## start

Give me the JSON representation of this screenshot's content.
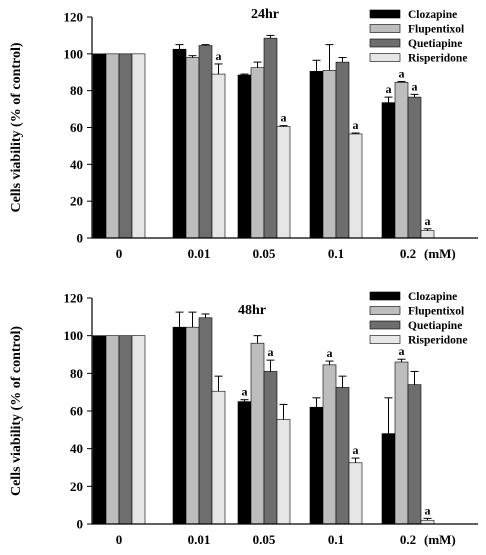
{
  "chart_data": [
    {
      "type": "bar",
      "title": "24hr",
      "ylabel": "Cells viability (% of control)",
      "xlabel": "",
      "x_unit_label": "(mM)",
      "categories": [
        "0",
        "0.01",
        "0.05",
        "0.1",
        "0.2"
      ],
      "ylim": [
        0,
        120
      ],
      "yticks": [
        0,
        20,
        40,
        60,
        80,
        100,
        120
      ],
      "legend_position": "top-right",
      "series": [
        {
          "name": "Clozapine",
          "color": "#000000",
          "values": [
            100,
            102.5,
            88.5,
            90.5,
            73.5
          ],
          "errors": [
            0,
            2.5,
            0.5,
            6,
            3
          ],
          "annotations": [
            "",
            "",
            "",
            "",
            "a"
          ]
        },
        {
          "name": "Flupentixol",
          "color": "#bdbdbd",
          "values": [
            100,
            98,
            92.5,
            91,
            84.5
          ],
          "errors": [
            0,
            1,
            3,
            14,
            0.5
          ],
          "annotations": [
            "",
            "",
            "",
            "",
            "a"
          ]
        },
        {
          "name": "Quetiapine",
          "color": "#6e6e6e",
          "values": [
            100,
            104.5,
            108.5,
            95.5,
            76.5
          ],
          "errors": [
            0,
            0.5,
            1.5,
            2.5,
            1.5
          ],
          "annotations": [
            "",
            "",
            "",
            "",
            "a"
          ]
        },
        {
          "name": "Risperidone",
          "color": "#e6e6e6",
          "values": [
            100,
            89,
            60.5,
            56.5,
            4
          ],
          "errors": [
            0,
            5.5,
            0.5,
            0.5,
            1
          ],
          "annotations": [
            "",
            "a",
            "a",
            "a",
            "a"
          ]
        }
      ]
    },
    {
      "type": "bar",
      "title": "48hr",
      "ylabel": "Cells viability (% of control)",
      "xlabel": "",
      "x_unit_label": "(mM)",
      "categories": [
        "0",
        "0.01",
        "0.05",
        "0.1",
        "0.2"
      ],
      "ylim": [
        0,
        120
      ],
      "yticks": [
        0,
        20,
        40,
        60,
        80,
        100,
        120
      ],
      "legend_position": "top-right",
      "series": [
        {
          "name": "Clozapine",
          "color": "#000000",
          "values": [
            100,
            104.5,
            65,
            62,
            48
          ],
          "errors": [
            0,
            8,
            1,
            5,
            19
          ],
          "annotations": [
            "",
            "",
            "a",
            "",
            ""
          ]
        },
        {
          "name": "Flupentixol",
          "color": "#bdbdbd",
          "values": [
            100,
            104.5,
            96,
            84.5,
            86
          ],
          "errors": [
            0,
            8,
            4,
            2,
            1.5
          ],
          "annotations": [
            "",
            "",
            "",
            "a",
            "a"
          ]
        },
        {
          "name": "Quetiapine",
          "color": "#6e6e6e",
          "values": [
            100,
            109.5,
            81,
            72.5,
            74
          ],
          "errors": [
            0,
            2,
            6,
            6,
            7
          ],
          "annotations": [
            "",
            "",
            "a",
            "",
            ""
          ]
        },
        {
          "name": "Risperidone",
          "color": "#e6e6e6",
          "values": [
            100,
            70.5,
            55.5,
            32.5,
            2
          ],
          "errors": [
            0,
            8,
            8,
            2.5,
            1
          ],
          "annotations": [
            "",
            "",
            "",
            "a",
            "a"
          ]
        }
      ]
    }
  ]
}
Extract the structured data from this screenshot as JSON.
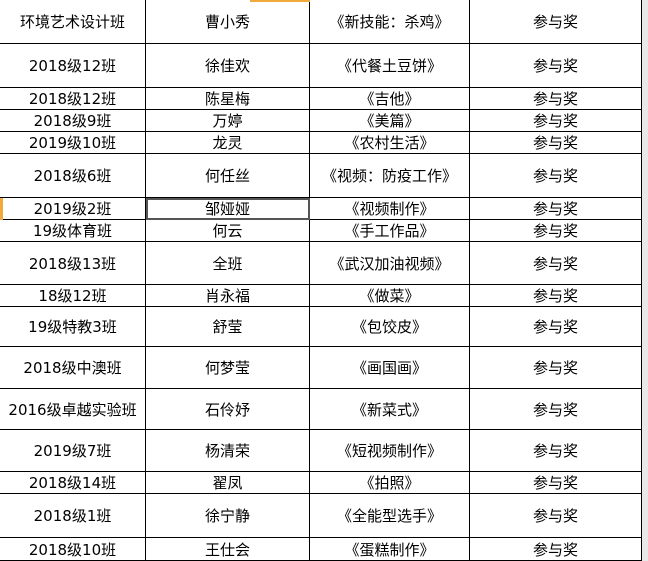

## end

Given instruction: From the listing above, copy every line that holds the string "screenshot".

Output of the exercise:
Give me the JSON representation of this screenshot's content.
Extract the structured data from this screenshot as JSON.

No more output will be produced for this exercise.